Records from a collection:
○ ○ ○ ○ ○
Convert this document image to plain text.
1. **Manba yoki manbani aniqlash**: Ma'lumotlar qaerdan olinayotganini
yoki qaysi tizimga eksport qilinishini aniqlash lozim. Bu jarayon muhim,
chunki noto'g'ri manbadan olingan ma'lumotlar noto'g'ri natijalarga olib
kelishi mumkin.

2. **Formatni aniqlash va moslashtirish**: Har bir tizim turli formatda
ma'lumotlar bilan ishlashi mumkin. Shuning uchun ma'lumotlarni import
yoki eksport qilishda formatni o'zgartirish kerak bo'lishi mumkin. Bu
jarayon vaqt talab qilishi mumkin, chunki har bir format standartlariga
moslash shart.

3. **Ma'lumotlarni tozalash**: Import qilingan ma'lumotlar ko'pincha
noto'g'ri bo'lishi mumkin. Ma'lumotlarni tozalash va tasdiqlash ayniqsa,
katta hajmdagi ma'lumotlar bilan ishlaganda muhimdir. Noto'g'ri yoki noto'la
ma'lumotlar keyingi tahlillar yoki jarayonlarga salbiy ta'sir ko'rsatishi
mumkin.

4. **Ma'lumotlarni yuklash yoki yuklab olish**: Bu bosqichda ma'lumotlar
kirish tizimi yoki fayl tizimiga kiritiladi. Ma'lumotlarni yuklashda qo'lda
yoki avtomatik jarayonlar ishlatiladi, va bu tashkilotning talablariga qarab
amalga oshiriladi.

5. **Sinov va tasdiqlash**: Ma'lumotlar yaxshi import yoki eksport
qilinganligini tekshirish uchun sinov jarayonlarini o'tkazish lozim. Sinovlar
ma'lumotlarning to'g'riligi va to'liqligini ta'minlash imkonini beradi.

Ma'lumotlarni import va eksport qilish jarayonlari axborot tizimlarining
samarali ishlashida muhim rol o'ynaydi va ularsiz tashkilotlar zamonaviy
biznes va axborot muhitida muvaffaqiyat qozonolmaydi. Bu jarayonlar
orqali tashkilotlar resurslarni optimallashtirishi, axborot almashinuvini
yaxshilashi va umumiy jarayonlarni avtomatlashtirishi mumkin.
○ ○ ○ ○ ○
*WHAT THIS TASK INVOLVES*.
Transcribe the data. Leave every line exactly as it is.

*CORRECT RESULT*.
Convert this document image to plain text.
1. **Manba yoki manbani aniqlash**: Ma'lumotlar qaerdan olinayotganini
yoki qaysi tizimga eksport qilinishini aniqlash lozim. Bu jarayon muhim,
chunki noto'g'ri manbadan olingan ma'lumotlar noto'g'ri natijalarga olib
kelishi mumkin.

2. **Formatni aniqlash va moslashtirish**: Har bir tizim turli formatda
ma'lumotlar bilan ishlashi mumkin. Shuning uchun ma'lumotlarni import
yoki eksport qilishda formatni o'zgartirish kerak bo'lishi mumkin. Bu
jarayon vaqt talab qilishi mumkin, chunki har bir format standartlariga
moslash shart.

3. **Ma'lumotlarni tozalash**: Import qilingan ma'lumotlar ko'pincha
noto'g'ri bo'lishi mumkin. Ma'lumotlarni tozalash va tasdiqlash ayniqsa,
katta hajmdagi ma'lumotlar bilan ishlaganda muhimdir. Noto'g'ri yoki noto'la
ma'lumotlar keyingi tahlillar yoki jarayonlarga salbiy ta'sir ko'rsatishi
mumkin.

4. **Ma'lumotlarni yuklash yoki yuklab olish**: Bu bosqichda ma'lumotlar
kirish tizimi yoki fayl tizimiga kiritiladi. Ma'lumotlarni yuklashda qo'lda
yoki avtomatik jarayonlar ishlatiladi, va bu tashkilotning talablariga qarab
amalga oshiriladi.

5. **Sinov va tasdiqlash**: Ma'lumotlar yaxshi import yoki eksport
qilinganligini tekshirish uchun sinov jarayonlarini o'tkazish lozim. Sinovlar
ma'lumotlarning to'g'riligi va to'liqligini ta'minlash imkonini beradi.

Ma'lumotlarni import va eksport qilish jarayonlari axborot tizimlarining
samarali ishlashida muhim rol o'ynaydi va ularsiz tashkilotlar zamonaviy
biznes va axborot muhitida muvaffaqiyat qozonolmaydi. Bu jarayonlar
orqali tashkilotlar resurslarni optimallashtirishi, axborot almashinuvini
yaxshilashi va umumiy jarayonlarni avtomatlashtirishi mumkin.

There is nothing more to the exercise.